▶ WORK REQUIRED
Copy the records below line for line, without changing a single character.

▶ EXERCISE MATERIALS
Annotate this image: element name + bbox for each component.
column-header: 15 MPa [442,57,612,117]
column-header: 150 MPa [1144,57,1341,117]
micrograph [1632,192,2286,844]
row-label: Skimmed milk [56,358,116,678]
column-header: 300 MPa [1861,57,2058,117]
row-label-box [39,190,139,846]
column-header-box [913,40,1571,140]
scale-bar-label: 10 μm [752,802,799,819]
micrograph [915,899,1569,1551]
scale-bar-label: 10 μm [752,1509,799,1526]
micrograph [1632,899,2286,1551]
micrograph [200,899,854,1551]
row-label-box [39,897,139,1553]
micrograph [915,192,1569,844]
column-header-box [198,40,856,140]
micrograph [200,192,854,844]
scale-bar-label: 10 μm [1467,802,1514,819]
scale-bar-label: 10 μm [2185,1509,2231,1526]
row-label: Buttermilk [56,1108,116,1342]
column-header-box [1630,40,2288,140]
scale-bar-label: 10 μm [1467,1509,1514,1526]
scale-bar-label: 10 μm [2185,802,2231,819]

▶ ANSWER FOR THE TASK
Annotate this image: element name + bbox for each component.
column-header: 15 MPa [442,57,612,117]
column-header: 150 MPa [1144,57,1341,117]
micrograph [1632,192,2286,844]
row-label: Skimmed milk [56,358,116,678]
column-header: 300 MPa [1861,57,2058,117]
row-label-box [39,190,139,846]
column-header-box [913,40,1571,140]
scale-bar-label: 10 μm [752,802,799,819]
micrograph [915,899,1569,1551]
scale-bar-label: 10 μm [752,1509,799,1526]
micrograph [1632,899,2286,1551]
micrograph [200,899,854,1551]
row-label-box [39,897,139,1553]
micrograph [915,192,1569,844]
column-header-box [198,40,856,140]
micrograph [200,192,854,844]
scale-bar-label: 10 μm [1467,802,1514,819]
scale-bar-label: 10 μm [2185,1509,2231,1526]
row-label: Buttermilk [56,1108,116,1342]
column-header-box [1630,40,2288,140]
scale-bar-label: 10 μm [1467,1509,1514,1526]
scale-bar-label: 10 μm [2185,802,2231,819]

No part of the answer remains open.